# WRITTEN EXERCISE
From the entries below, report how many lines contain the string "folder". Give only that number.

--- Begin DATA FOR THIS TASK ---

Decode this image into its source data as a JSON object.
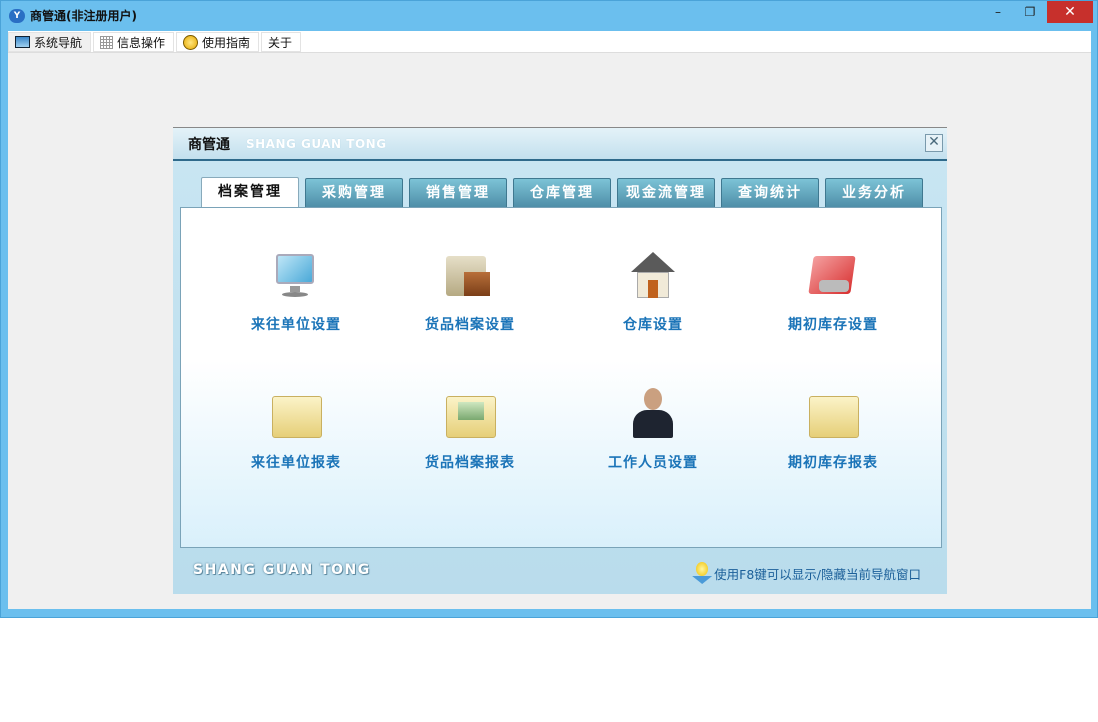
{
  "window": {
    "title": "商管通(非注册用户)",
    "controls": {
      "minimize": "–",
      "restore": "❐",
      "close": "✕"
    }
  },
  "menubar": [
    {
      "label": "系统导航",
      "icon": "monitor-icon"
    },
    {
      "label": "信息操作",
      "icon": "grid-icon"
    },
    {
      "label": "使用指南",
      "icon": "help-icon"
    },
    {
      "label": "关于"
    }
  ],
  "dialog": {
    "title": "商管通",
    "subtitle": "SHANG GUAN TONG",
    "close": "✕",
    "tabs": [
      "档案管理",
      "采购管理",
      "销售管理",
      "仓库管理",
      "现金流管理",
      "查询统计",
      "业务分析"
    ],
    "active_tab": "档案管理",
    "items": [
      {
        "label": "来往单位设置",
        "icon": "computer-icon"
      },
      {
        "label": "货品档案设置",
        "icon": "folder-box-icon"
      },
      {
        "label": "仓库设置",
        "icon": "house-icon"
      },
      {
        "label": "期初库存设置",
        "icon": "calculator-icon"
      },
      {
        "label": "来往单位报表",
        "icon": "folder-icon"
      },
      {
        "label": "货品档案报表",
        "icon": "folder-image-icon"
      },
      {
        "label": "工作人员设置",
        "icon": "person-icon"
      },
      {
        "label": "期初库存报表",
        "icon": "folder-icon"
      }
    ],
    "footer": {
      "brand": "SHANG GUAN TONG",
      "hint": "使用F8键可以显示/隐藏当前导航窗口"
    }
  }
}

--- End DATA FOR THIS TASK ---

# REPLY
4